- Task -
List, from the lines below, each one with "penyusunan" in it.
────
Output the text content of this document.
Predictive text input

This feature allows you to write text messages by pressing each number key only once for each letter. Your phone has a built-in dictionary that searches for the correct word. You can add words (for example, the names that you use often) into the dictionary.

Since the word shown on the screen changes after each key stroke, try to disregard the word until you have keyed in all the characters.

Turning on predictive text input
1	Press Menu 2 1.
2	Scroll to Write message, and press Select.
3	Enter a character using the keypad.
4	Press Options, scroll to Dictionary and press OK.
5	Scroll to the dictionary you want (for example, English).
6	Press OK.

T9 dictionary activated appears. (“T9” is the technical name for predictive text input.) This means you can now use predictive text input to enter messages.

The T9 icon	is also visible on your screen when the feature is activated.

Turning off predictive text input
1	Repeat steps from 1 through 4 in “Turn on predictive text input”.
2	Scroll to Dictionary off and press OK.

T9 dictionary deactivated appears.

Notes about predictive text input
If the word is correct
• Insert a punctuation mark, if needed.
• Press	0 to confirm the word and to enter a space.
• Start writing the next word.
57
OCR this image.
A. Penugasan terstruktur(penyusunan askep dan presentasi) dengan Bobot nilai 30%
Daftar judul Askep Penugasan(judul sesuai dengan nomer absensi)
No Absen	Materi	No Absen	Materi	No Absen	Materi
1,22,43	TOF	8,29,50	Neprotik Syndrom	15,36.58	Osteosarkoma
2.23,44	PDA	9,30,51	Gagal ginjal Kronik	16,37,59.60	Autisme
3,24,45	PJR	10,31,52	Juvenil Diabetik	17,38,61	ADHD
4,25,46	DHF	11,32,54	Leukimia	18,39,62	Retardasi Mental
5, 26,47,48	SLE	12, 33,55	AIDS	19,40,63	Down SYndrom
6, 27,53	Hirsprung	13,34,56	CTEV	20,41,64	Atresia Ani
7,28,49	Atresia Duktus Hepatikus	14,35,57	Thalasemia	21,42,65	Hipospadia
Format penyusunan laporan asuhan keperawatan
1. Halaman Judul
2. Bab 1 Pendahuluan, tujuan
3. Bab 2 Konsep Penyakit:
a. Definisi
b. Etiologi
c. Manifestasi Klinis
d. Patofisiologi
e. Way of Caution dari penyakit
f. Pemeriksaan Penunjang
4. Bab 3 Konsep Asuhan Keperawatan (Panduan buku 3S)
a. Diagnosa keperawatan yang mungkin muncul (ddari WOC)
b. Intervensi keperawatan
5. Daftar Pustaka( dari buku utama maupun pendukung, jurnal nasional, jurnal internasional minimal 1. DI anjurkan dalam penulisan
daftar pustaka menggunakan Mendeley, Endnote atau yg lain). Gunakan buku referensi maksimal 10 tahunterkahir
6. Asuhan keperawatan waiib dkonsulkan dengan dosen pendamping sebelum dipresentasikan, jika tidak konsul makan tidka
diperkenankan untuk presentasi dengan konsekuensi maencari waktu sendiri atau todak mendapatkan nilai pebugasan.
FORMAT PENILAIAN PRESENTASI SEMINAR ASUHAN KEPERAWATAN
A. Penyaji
────
- Written response -
A. Penugasan terstruktur(penyusunan askep dan presentasi) dengan Bobot nilai 30%
Format penyusunan laporan asuhan keperawatan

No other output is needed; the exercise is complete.